Job
Quote every line of the material beneath this one.

.....

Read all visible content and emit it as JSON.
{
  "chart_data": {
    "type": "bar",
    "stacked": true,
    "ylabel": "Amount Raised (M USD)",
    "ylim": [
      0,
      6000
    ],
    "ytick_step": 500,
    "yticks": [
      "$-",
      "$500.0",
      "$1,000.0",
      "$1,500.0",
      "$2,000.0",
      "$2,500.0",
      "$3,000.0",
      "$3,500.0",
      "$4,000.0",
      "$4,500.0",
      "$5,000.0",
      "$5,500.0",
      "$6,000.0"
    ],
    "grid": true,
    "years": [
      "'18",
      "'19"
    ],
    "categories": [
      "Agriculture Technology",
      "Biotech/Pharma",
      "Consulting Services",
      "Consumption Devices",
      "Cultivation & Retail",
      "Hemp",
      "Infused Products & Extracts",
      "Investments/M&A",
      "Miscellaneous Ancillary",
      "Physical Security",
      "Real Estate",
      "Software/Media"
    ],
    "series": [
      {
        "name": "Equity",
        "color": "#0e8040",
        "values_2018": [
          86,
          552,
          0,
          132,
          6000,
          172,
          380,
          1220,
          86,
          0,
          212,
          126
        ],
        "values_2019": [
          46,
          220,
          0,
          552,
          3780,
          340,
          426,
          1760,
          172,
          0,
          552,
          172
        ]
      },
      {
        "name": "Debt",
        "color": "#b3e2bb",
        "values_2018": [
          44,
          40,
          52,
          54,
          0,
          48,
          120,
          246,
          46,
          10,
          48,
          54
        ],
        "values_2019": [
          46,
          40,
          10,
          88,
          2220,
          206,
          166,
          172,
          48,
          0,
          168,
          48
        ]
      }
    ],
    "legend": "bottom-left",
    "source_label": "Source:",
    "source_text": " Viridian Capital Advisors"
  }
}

.....

Output below
Read all visible content and emit it as JSON.
{
  "chart_data": {
    "type": "bar",
    "stacked": true,
    "ylabel": "Amount Raised (M USD)",
    "ylim": [
      0,
      6000
    ],
    "ytick_step": 500,
    "yticks": [
      "$-",
      "$500.0",
      "$1,000.0",
      "$1,500.0",
      "$2,000.0",
      "$2,500.0",
      "$3,000.0",
      "$3,500.0",
      "$4,000.0",
      "$4,500.0",
      "$5,000.0",
      "$5,500.0",
      "$6,000.0"
    ],
    "grid": true,
    "years": [
      "'18",
      "'19"
    ],
    "categories": [
      "Agriculture Technology",
      "Biotech/Pharma",
      "Consulting Services",
      "Consumption Devices",
      "Cultivation & Retail",
      "Hemp",
      "Infused Products & Extracts",
      "Investments/M&A",
      "Miscellaneous Ancillary",
      "Physical Security",
      "Real Estate",
      "Software/Media"
    ],
    "series": [
      {
        "name": "Equity",
        "color": "#0e8040",
        "values_2018": [
          86,
          552,
          0,
          132,
          6000,
          172,
          380,
          1220,
          86,
          0,
          212,
          126
        ],
        "values_2019": [
          46,
          220,
          0,
          552,
          3780,
          340,
          426,
          1760,
          172,
          0,
          552,
          172
        ]
      },
      {
        "name": "Debt",
        "color": "#b3e2bb",
        "values_2018": [
          44,
          40,
          52,
          54,
          0,
          48,
          120,
          246,
          46,
          10,
          48,
          54
        ],
        "values_2019": [
          46,
          40,
          10,
          88,
          2220,
          206,
          166,
          172,
          48,
          0,
          168,
          48
        ]
      }
    ],
    "legend": "bottom-left",
    "source_label": "Source:",
    "source_text": " Viridian Capital Advisors"
  }
}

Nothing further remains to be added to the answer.